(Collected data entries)

--- Start ---

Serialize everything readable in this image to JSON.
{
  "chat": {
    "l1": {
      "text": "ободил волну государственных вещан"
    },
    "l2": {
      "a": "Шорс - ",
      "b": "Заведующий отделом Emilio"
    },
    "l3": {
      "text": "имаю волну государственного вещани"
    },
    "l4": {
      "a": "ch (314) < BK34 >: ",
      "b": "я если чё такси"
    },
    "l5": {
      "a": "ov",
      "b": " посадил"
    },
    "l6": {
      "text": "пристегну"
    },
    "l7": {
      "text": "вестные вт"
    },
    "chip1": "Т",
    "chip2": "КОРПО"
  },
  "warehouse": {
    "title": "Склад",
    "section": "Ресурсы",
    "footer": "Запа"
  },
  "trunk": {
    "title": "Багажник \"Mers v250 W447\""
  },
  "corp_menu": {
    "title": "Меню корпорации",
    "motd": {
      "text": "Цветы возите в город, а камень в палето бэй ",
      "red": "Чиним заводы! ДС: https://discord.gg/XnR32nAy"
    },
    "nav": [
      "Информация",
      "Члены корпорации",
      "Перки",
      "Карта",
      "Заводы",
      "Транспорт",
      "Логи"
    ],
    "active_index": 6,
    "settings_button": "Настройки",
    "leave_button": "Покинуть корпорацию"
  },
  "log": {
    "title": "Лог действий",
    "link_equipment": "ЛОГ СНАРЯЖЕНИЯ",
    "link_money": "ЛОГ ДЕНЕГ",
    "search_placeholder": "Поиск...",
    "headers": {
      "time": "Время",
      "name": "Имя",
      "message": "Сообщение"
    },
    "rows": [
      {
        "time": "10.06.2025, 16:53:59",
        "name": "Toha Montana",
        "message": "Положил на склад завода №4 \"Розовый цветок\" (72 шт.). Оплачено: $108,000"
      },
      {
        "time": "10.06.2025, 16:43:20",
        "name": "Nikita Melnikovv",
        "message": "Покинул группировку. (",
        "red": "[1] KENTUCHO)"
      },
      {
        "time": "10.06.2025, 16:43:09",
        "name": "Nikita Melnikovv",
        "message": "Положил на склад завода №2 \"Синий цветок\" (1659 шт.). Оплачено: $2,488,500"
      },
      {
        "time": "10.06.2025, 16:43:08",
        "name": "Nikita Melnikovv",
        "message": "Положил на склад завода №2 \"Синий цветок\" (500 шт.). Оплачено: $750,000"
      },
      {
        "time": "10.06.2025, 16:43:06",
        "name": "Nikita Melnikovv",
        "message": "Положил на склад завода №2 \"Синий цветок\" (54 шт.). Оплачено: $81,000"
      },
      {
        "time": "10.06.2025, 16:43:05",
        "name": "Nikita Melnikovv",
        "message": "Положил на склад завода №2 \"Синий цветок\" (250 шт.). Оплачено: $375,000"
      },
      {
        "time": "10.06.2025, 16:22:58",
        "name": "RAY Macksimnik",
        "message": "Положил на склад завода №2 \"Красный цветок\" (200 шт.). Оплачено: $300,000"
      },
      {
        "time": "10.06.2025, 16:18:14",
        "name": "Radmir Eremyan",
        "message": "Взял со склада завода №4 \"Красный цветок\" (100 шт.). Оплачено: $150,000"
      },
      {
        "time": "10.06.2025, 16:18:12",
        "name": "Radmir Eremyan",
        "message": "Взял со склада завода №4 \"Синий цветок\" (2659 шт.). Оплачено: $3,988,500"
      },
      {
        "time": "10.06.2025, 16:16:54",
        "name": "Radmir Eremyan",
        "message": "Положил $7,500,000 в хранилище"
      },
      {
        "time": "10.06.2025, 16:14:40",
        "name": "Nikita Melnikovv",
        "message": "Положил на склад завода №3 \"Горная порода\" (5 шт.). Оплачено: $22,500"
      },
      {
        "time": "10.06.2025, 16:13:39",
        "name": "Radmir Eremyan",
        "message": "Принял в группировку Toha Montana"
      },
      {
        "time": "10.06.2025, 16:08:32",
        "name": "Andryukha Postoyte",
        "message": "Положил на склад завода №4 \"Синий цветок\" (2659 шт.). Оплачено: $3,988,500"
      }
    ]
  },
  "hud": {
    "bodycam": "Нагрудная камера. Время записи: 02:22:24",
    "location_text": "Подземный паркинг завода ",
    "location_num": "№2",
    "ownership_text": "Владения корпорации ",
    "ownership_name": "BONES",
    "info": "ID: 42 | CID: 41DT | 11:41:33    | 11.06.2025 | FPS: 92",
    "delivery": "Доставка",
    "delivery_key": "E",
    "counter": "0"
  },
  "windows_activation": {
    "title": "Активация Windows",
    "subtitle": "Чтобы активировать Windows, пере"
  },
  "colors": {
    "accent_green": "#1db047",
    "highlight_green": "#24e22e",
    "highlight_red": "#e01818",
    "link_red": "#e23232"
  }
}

--- End ---

*Problem details*: Pull out each line of the listing that holds the string "Montana".

*Task response*:
        "name": "Toha Montana",
        "message": "Принял в группировку Toha Montana"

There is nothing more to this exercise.